# TASK PROMPT
Select and copy out every line in the records containing "Africa".

##### DATA RECORDS

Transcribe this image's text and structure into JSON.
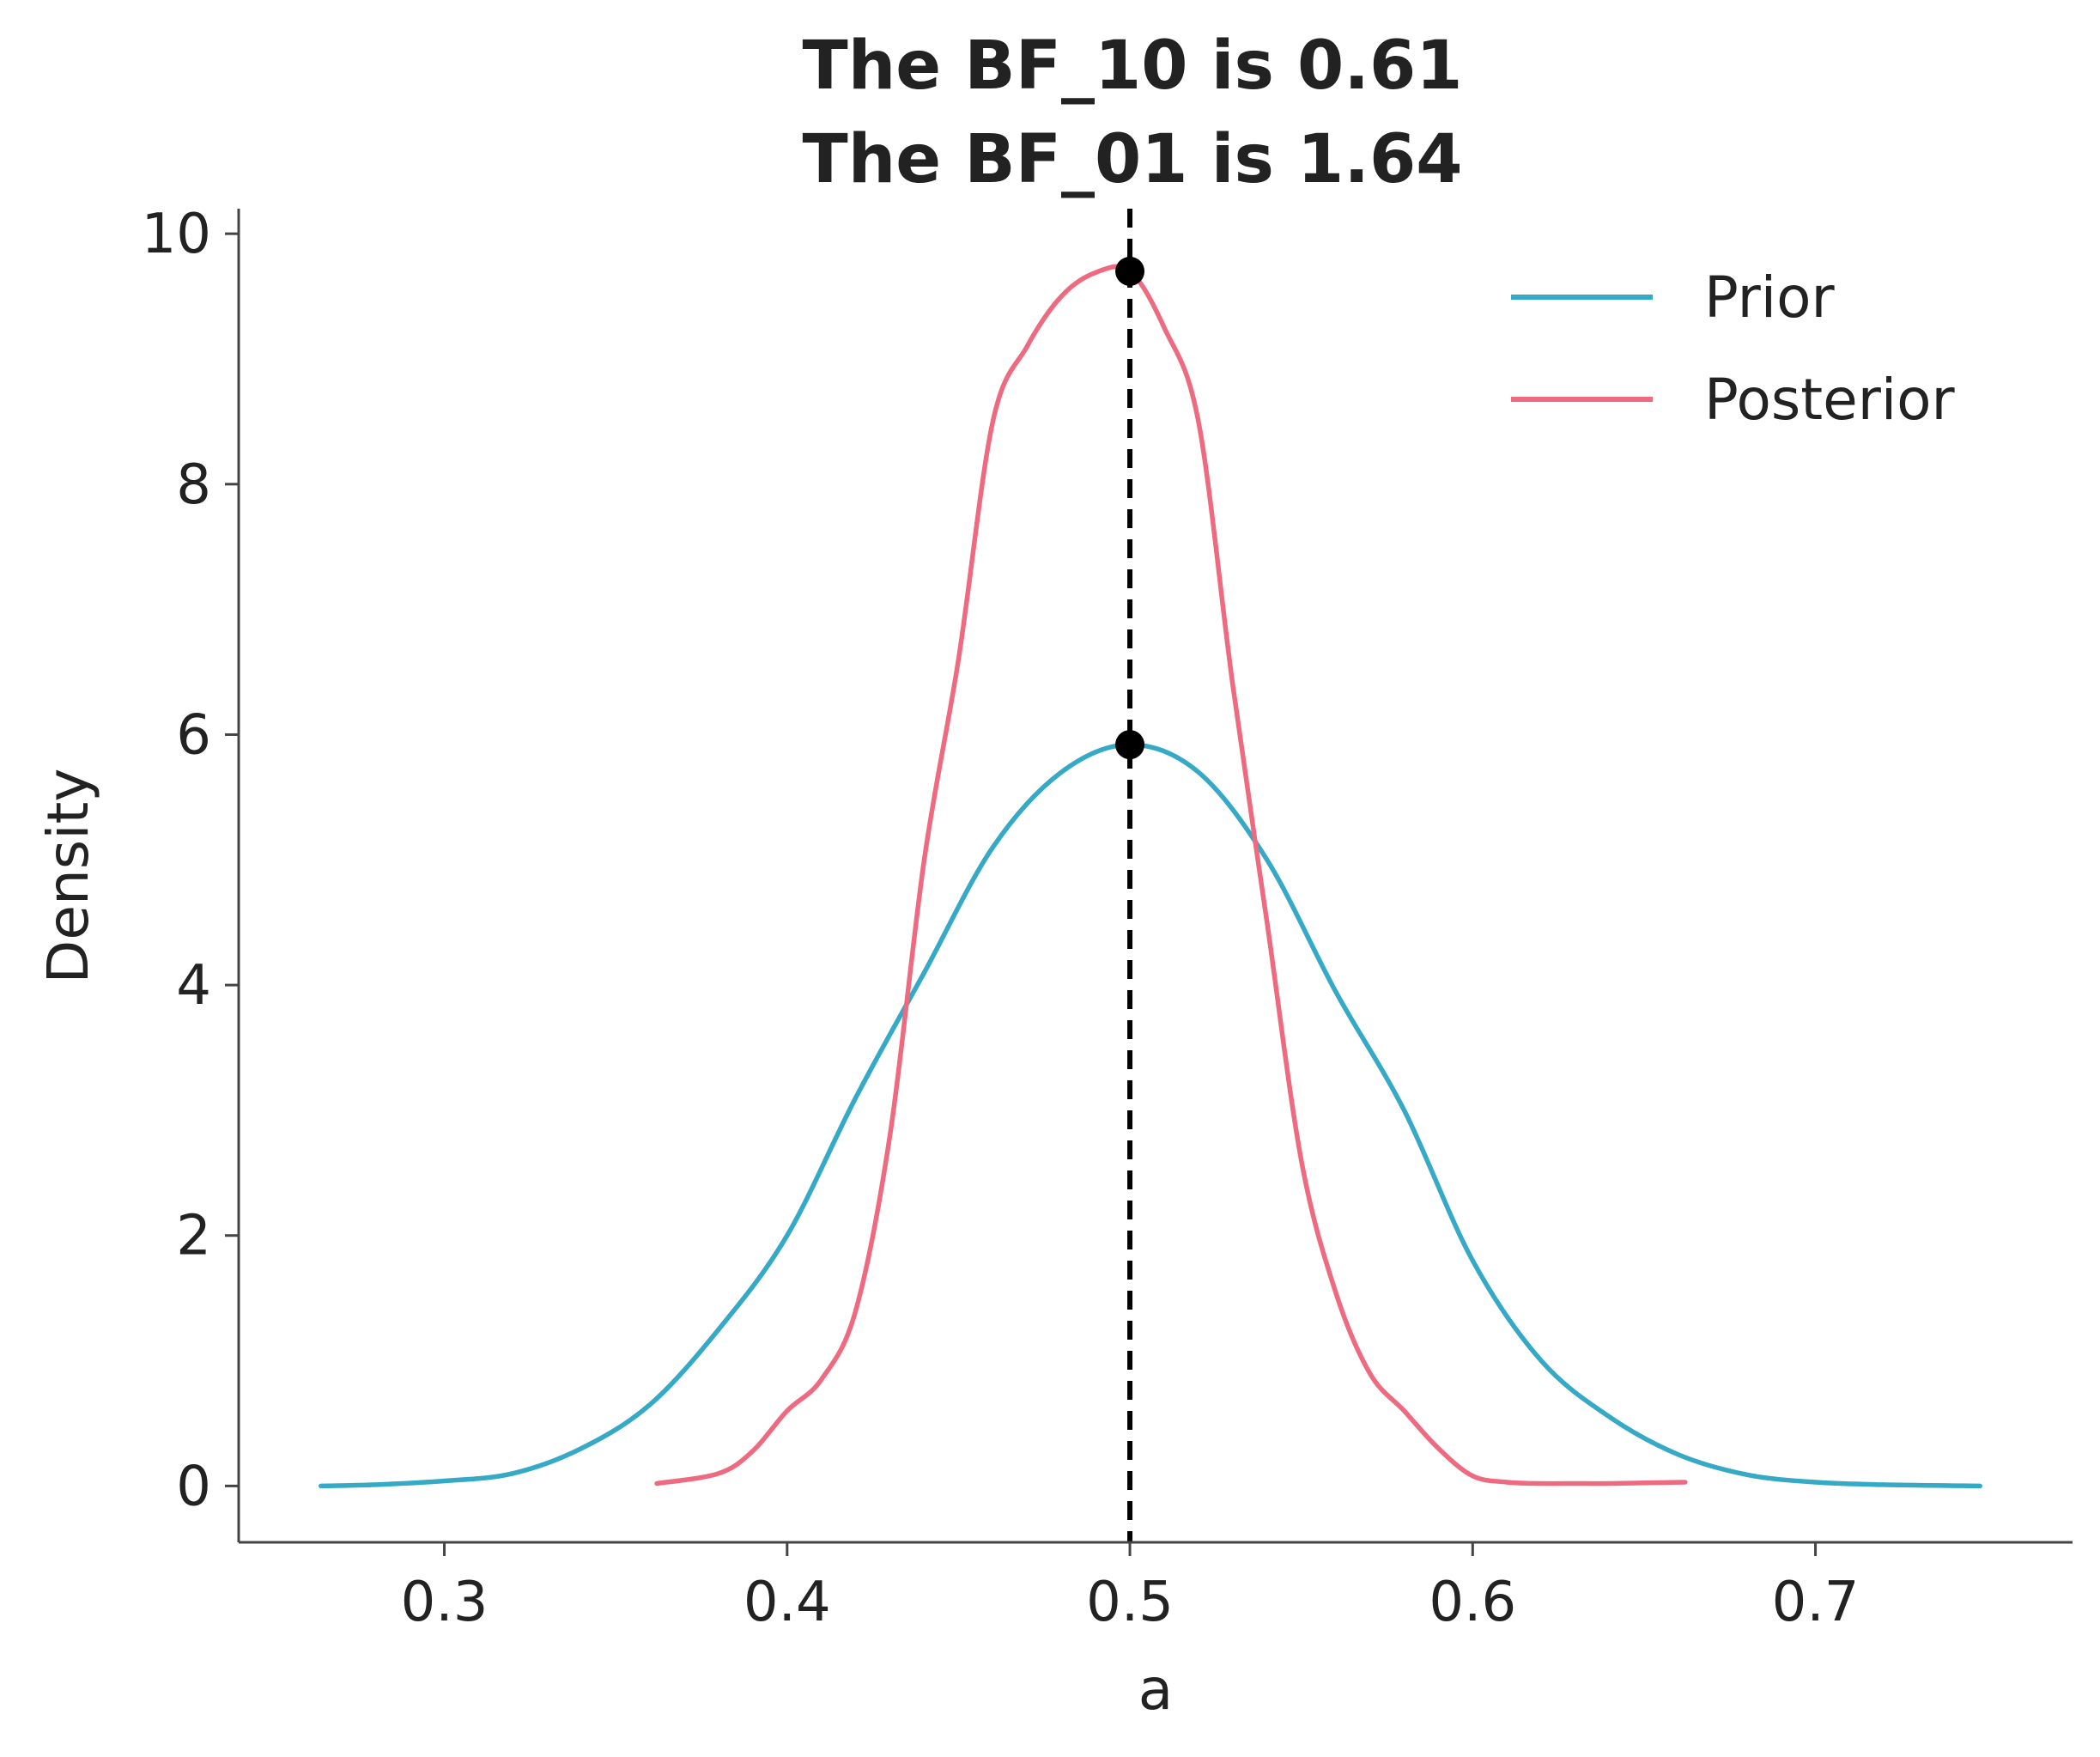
{
  "chart_data": {
    "type": "line",
    "title_lines": [
      "The BF_10 is 0.61",
      "The BF_01 is 1.64"
    ],
    "xlabel": "a",
    "ylabel": "Density",
    "xlim": [
      0.24,
      0.775
    ],
    "ylim": [
      -0.45,
      10.2
    ],
    "xticks": [
      0.3,
      0.4,
      0.5,
      0.6,
      0.7
    ],
    "xtick_labels": [
      "0.3",
      "0.4",
      "0.5",
      "0.6",
      "0.7"
    ],
    "yticks": [
      0,
      2,
      4,
      6,
      8,
      10
    ],
    "ytick_labels": [
      "0",
      "2",
      "4",
      "6",
      "8",
      "10"
    ],
    "grid": false,
    "legend_position": "top-right",
    "reference_line": {
      "x": 0.5,
      "style": "dashed",
      "color": "#000000"
    },
    "series": [
      {
        "name": "Prior",
        "color": "#35a9c5",
        "x": [
          0.264,
          0.28,
          0.3,
          0.32,
          0.34,
          0.36,
          0.38,
          0.4,
          0.42,
          0.44,
          0.46,
          0.48,
          0.5,
          0.52,
          0.54,
          0.56,
          0.58,
          0.6,
          0.62,
          0.64,
          0.66,
          0.68,
          0.7,
          0.72,
          0.748
        ],
        "y": [
          0.0,
          0.01,
          0.04,
          0.1,
          0.3,
          0.65,
          1.25,
          2.0,
          3.1,
          4.1,
          5.1,
          5.7,
          5.92,
          5.7,
          5.0,
          3.95,
          3.0,
          1.8,
          1.0,
          0.55,
          0.25,
          0.09,
          0.03,
          0.01,
          0.0
        ]
      },
      {
        "name": "Posterior",
        "color": "#ee6a80",
        "x": [
          0.362,
          0.38,
          0.39,
          0.4,
          0.41,
          0.42,
          0.43,
          0.44,
          0.45,
          0.46,
          0.47,
          0.48,
          0.49,
          0.5,
          0.51,
          0.52,
          0.53,
          0.54,
          0.55,
          0.56,
          0.57,
          0.58,
          0.59,
          0.6,
          0.61,
          0.62,
          0.63,
          0.64,
          0.662
        ],
        "y": [
          0.02,
          0.1,
          0.28,
          0.6,
          0.85,
          1.4,
          2.8,
          5.0,
          6.6,
          8.5,
          9.1,
          9.5,
          9.69,
          9.7,
          9.25,
          8.5,
          6.4,
          4.5,
          2.6,
          1.55,
          0.9,
          0.6,
          0.3,
          0.08,
          0.03,
          0.02,
          0.02,
          0.02,
          0.03
        ]
      }
    ],
    "markers": [
      {
        "series": "Prior",
        "x": 0.5,
        "y": 5.92
      },
      {
        "series": "Posterior",
        "x": 0.5,
        "y": 9.7
      }
    ]
  }
}
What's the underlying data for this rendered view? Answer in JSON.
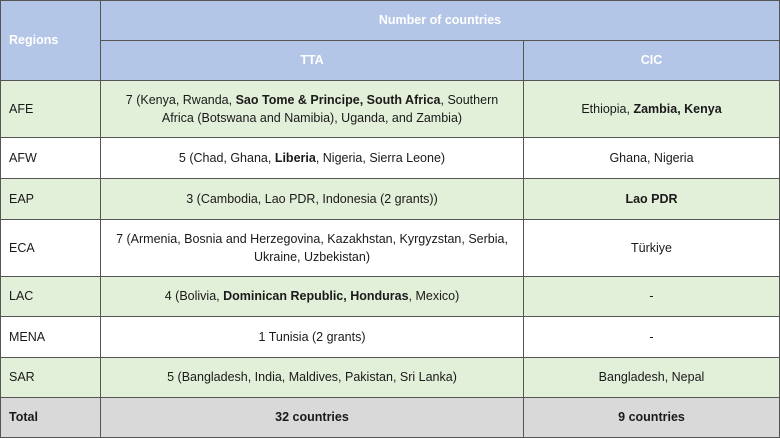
{
  "header": {
    "regions_label": "Regions",
    "number_of_countries_label": "Number of countries",
    "tta_label": "TTA",
    "cic_label": "CIC"
  },
  "rows": [
    {
      "region": "AFE",
      "shade": "green",
      "tta": [
        {
          "text": "7 (Kenya, Rwanda, ",
          "bold": false
        },
        {
          "text": "Sao Tome & Principe, South Africa",
          "bold": true
        },
        {
          "text": ", Southern Africa (Botswana and Namibia), Uganda, and Zambia)",
          "bold": false
        }
      ],
      "cic": [
        {
          "text": "Ethiopia, ",
          "bold": false
        },
        {
          "text": "Zambia, Kenya",
          "bold": true
        }
      ]
    },
    {
      "region": "AFW",
      "shade": "white",
      "tta": [
        {
          "text": "5 (Chad, Ghana, ",
          "bold": false
        },
        {
          "text": "Liberia",
          "bold": true
        },
        {
          "text": ", Nigeria, Sierra Leone)",
          "bold": false
        }
      ],
      "cic": [
        {
          "text": "Ghana, Nigeria",
          "bold": false
        }
      ]
    },
    {
      "region": "EAP",
      "shade": "green",
      "tta": [
        {
          "text": "3 (Cambodia, Lao PDR, Indonesia (2 grants))",
          "bold": false
        }
      ],
      "cic": [
        {
          "text": "Lao PDR",
          "bold": true
        }
      ]
    },
    {
      "region": "ECA",
      "shade": "white",
      "tta": [
        {
          "text": "7 (Armenia, Bosnia and Herzegovina, Kazakhstan, Kyrgyzstan, Serbia, Ukraine, Uzbekistan)",
          "bold": false
        }
      ],
      "cic": [
        {
          "text": "Türkiye",
          "bold": false
        }
      ]
    },
    {
      "region": "LAC",
      "shade": "green",
      "tta": [
        {
          "text": "4 (Bolivia, ",
          "bold": false
        },
        {
          "text": "Dominican Republic, Honduras",
          "bold": true
        },
        {
          "text": ", Mexico)",
          "bold": false
        }
      ],
      "cic": [
        {
          "text": "-",
          "bold": false
        }
      ]
    },
    {
      "region": "MENA",
      "shade": "white",
      "tta": [
        {
          "text": "1 Tunisia (2 grants)",
          "bold": false
        }
      ],
      "cic": [
        {
          "text": "-",
          "bold": false
        }
      ]
    },
    {
      "region": "SAR",
      "shade": "green",
      "tta": [
        {
          "text": "5 (Bangladesh, India, Maldives, Pakistan, Sri Lanka)",
          "bold": false
        }
      ],
      "cic": [
        {
          "text": "Bangladesh, Nepal",
          "bold": false
        }
      ]
    }
  ],
  "total": {
    "label": "Total",
    "tta": "32 countries",
    "cic": "9 countries"
  },
  "colors": {
    "header_bg": "#b4c6e7",
    "green_row_bg": "#e2efd9",
    "total_bg": "#d9d9d9"
  }
}
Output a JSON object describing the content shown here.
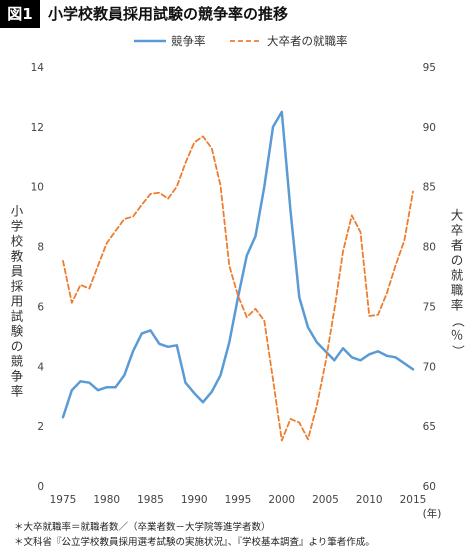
{
  "header": {
    "badge": "図1",
    "title": "小学校教員採用試験の競争率の推移"
  },
  "notes": [
    "＊大卒就職率＝就職者数／（卒業者数－大学院等進学者数）",
    "＊文科省『公立学校教員採用選考試験の実施状況』、『学校基本調査』より筆者作成。"
  ],
  "chart_data": {
    "type": "line",
    "title": "小学校教員採用試験の競争率の推移",
    "x_unit": "(年)",
    "ylabel_left": "小学校教員採用試験の競争率",
    "ylabel_right": "大卒者の就職率（％）",
    "ylim_left": [
      0,
      14
    ],
    "ylim_right": [
      60,
      95
    ],
    "xlim": [
      1975,
      2015
    ],
    "x_ticks": [
      1975,
      1980,
      1985,
      1990,
      1995,
      2000,
      2005,
      2010,
      2015
    ],
    "y_left_ticks": [
      0,
      2,
      4,
      6,
      8,
      10,
      12,
      14
    ],
    "y_right_ticks": [
      60,
      65,
      70,
      75,
      80,
      85,
      90,
      95
    ],
    "grid": false,
    "legend": "top-center",
    "series": [
      {
        "name": "競争率",
        "axis": "left",
        "color": "#5b9bd5",
        "style": "solid",
        "x": [
          1975,
          1976,
          1977,
          1978,
          1979,
          1980,
          1981,
          1982,
          1983,
          1984,
          1985,
          1986,
          1987,
          1988,
          1989,
          1990,
          1991,
          1992,
          1993,
          1994,
          1995,
          1996,
          1997,
          1998,
          1999,
          2000,
          2001,
          2002,
          2003,
          2004,
          2005,
          2006,
          2007,
          2008,
          2009,
          2010,
          2011,
          2012,
          2013,
          2014,
          2015
        ],
        "values": [
          2.3,
          3.2,
          3.5,
          3.45,
          3.2,
          3.3,
          3.3,
          3.7,
          4.5,
          5.1,
          5.2,
          4.75,
          4.65,
          4.7,
          3.45,
          3.1,
          2.8,
          3.15,
          3.7,
          4.8,
          6.3,
          7.7,
          8.35,
          10.0,
          12.0,
          12.5,
          9.2,
          6.3,
          5.3,
          4.8,
          4.5,
          4.2,
          4.6,
          4.3,
          4.2,
          4.4,
          4.5,
          4.35,
          4.3,
          4.1,
          3.9
        ]
      },
      {
        "name": "大卒者の就職率",
        "axis": "right",
        "color": "#ed7d31",
        "style": "dashed",
        "x": [
          1975,
          1976,
          1977,
          1978,
          1979,
          1980,
          1981,
          1982,
          1983,
          1984,
          1985,
          1986,
          1987,
          1988,
          1989,
          1990,
          1991,
          1992,
          1993,
          1994,
          1995,
          1996,
          1997,
          1998,
          1999,
          2000,
          2001,
          2002,
          2003,
          2004,
          2005,
          2006,
          2007,
          2008,
          2009,
          2010,
          2011,
          2012,
          2013,
          2014,
          2015
        ],
        "values": [
          78.8,
          75.3,
          76.8,
          76.5,
          78.4,
          80.3,
          81.3,
          82.3,
          82.5,
          83.5,
          84.4,
          84.5,
          84.0,
          85.0,
          87.0,
          88.7,
          89.2,
          88.2,
          85.1,
          78.4,
          75.9,
          74.1,
          74.8,
          73.8,
          68.9,
          63.8,
          65.6,
          65.3,
          63.9,
          66.7,
          70.3,
          74.7,
          79.6,
          82.6,
          81.2,
          74.2,
          74.3,
          76.1,
          78.4,
          80.5,
          84.6
        ]
      }
    ]
  }
}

##########

# WORKED ANSWER
          "text": "Sao Tome & Principe, South Africa",
          "text": ", Southern Africa (Botswana and Namibia), Uganda, and Zambia)",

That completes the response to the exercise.